● **Records shown**
>>>

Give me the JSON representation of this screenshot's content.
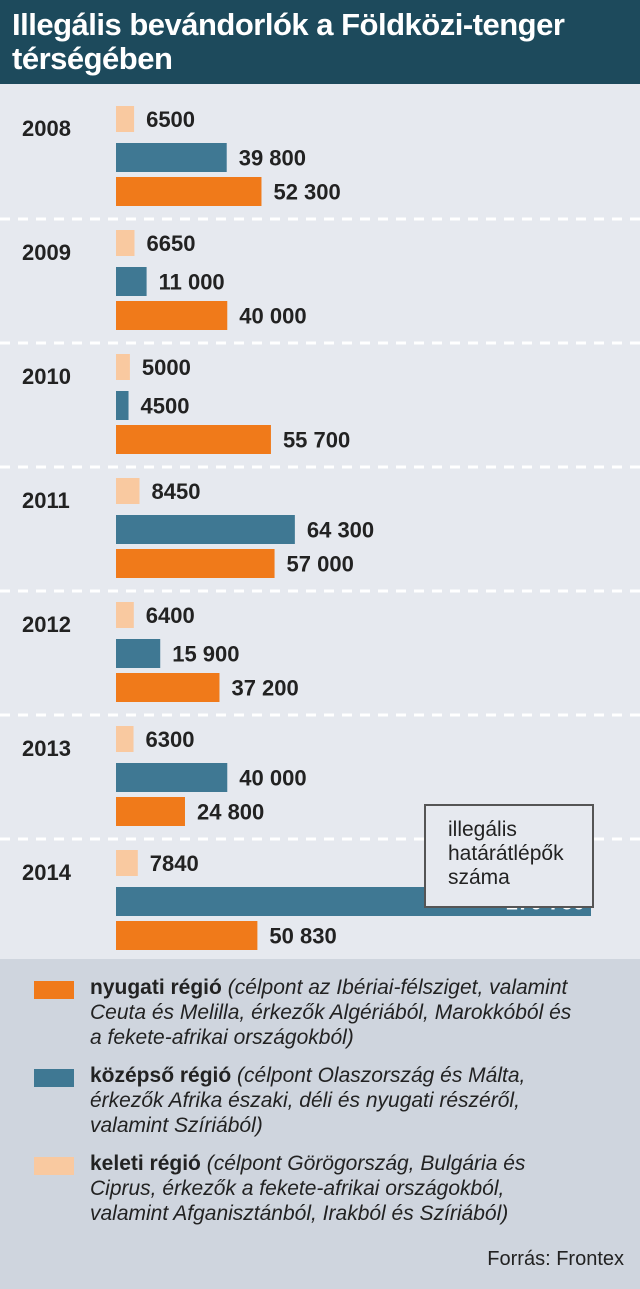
{
  "title": "Illegális bevándorlók a Földközi-tenger térségében",
  "colors": {
    "western": "#f07a1a",
    "central": "#3f7893",
    "eastern": "#f9c9a0",
    "header_bg": "#1d4a5c"
  },
  "chart_data": {
    "type": "bar",
    "orientation": "horizontal",
    "categories": [
      "2008",
      "2009",
      "2010",
      "2011",
      "2012",
      "2013",
      "2014"
    ],
    "series": [
      {
        "name": "keleti régió",
        "values": [
          6500,
          6650,
          5000,
          8450,
          6400,
          6300,
          7840
        ],
        "labels": [
          "6500",
          "6650",
          "5000",
          "8450",
          "6400",
          "6300",
          "7840"
        ]
      },
      {
        "name": "középső régió",
        "values": [
          39800,
          11000,
          4500,
          64300,
          15900,
          40000,
          170760
        ],
        "labels": [
          "39 800",
          "11 000",
          "4500",
          "64 300",
          "15 900",
          "40 000",
          "170 760"
        ]
      },
      {
        "name": "nyugati régió",
        "values": [
          52300,
          40000,
          55700,
          57000,
          37200,
          24800,
          50830
        ],
        "labels": [
          "52 300",
          "40 000",
          "55 700",
          "57 000",
          "37 200",
          "24 800",
          "50 830"
        ]
      }
    ],
    "grid": false,
    "legend": "bottom"
  },
  "note": {
    "lines": [
      "illegális",
      "határátlépők",
      "száma"
    ]
  },
  "legend": {
    "items": [
      {
        "name": "nyugati régió",
        "desc_lines": [
          "(célpont az Ibériai-félsziget, valamint",
          "Ceuta és Melilla, érkezők Algériából, Marokkóból és",
          "a fekete-afrikai országokból)"
        ]
      },
      {
        "name": "középső régió",
        "desc_lines": [
          "(célpont Olaszország és Málta,",
          "érkezők Afrika északi, déli és nyugati részéről,",
          "valamint Szíriából)"
        ]
      },
      {
        "name": "keleti régió",
        "desc_lines": [
          "(célpont Görögország, Bulgária és",
          "Ciprus, érkezők  a fekete-afrikai országokból,",
          "valamint Afganisztánból, Irakból és Szíriából)"
        ]
      }
    ]
  },
  "source": "Forrás: Frontex"
}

<<<

● **Prompt**
Transcribe the complete set of entries verbatim. No pictures belong in the copy.

● **Task response**
Give me the JSON representation of this screenshot's content.
{
  "title": "Illegális bevándorlók a Földközi-tenger térségében",
  "colors": {
    "western": "#f07a1a",
    "central": "#3f7893",
    "eastern": "#f9c9a0",
    "header_bg": "#1d4a5c"
  },
  "chart_data": {
    "type": "bar",
    "orientation": "horizontal",
    "categories": [
      "2008",
      "2009",
      "2010",
      "2011",
      "2012",
      "2013",
      "2014"
    ],
    "series": [
      {
        "name": "keleti régió",
        "values": [
          6500,
          6650,
          5000,
          8450,
          6400,
          6300,
          7840
        ],
        "labels": [
          "6500",
          "6650",
          "5000",
          "8450",
          "6400",
          "6300",
          "7840"
        ]
      },
      {
        "name": "középső régió",
        "values": [
          39800,
          11000,
          4500,
          64300,
          15900,
          40000,
          170760
        ],
        "labels": [
          "39 800",
          "11 000",
          "4500",
          "64 300",
          "15 900",
          "40 000",
          "170 760"
        ]
      },
      {
        "name": "nyugati régió",
        "values": [
          52300,
          40000,
          55700,
          57000,
          37200,
          24800,
          50830
        ],
        "labels": [
          "52 300",
          "40 000",
          "55 700",
          "57 000",
          "37 200",
          "24 800",
          "50 830"
        ]
      }
    ],
    "grid": false,
    "legend": "bottom"
  },
  "note": {
    "lines": [
      "illegális",
      "határátlépők",
      "száma"
    ]
  },
  "legend": {
    "items": [
      {
        "name": "nyugati régió",
        "desc_lines": [
          "(célpont az Ibériai-félsziget, valamint",
          "Ceuta és Melilla, érkezők Algériából, Marokkóból és",
          "a fekete-afrikai országokból)"
        ]
      },
      {
        "name": "középső régió",
        "desc_lines": [
          "(célpont Olaszország és Málta,",
          "érkezők Afrika északi, déli és nyugati részéről,",
          "valamint Szíriából)"
        ]
      },
      {
        "name": "keleti régió",
        "desc_lines": [
          "(célpont Görögország, Bulgária és",
          "Ciprus, érkezők  a fekete-afrikai országokból,",
          "valamint Afganisztánból, Irakból és Szíriából)"
        ]
      }
    ]
  },
  "source": "Forrás: Frontex"
}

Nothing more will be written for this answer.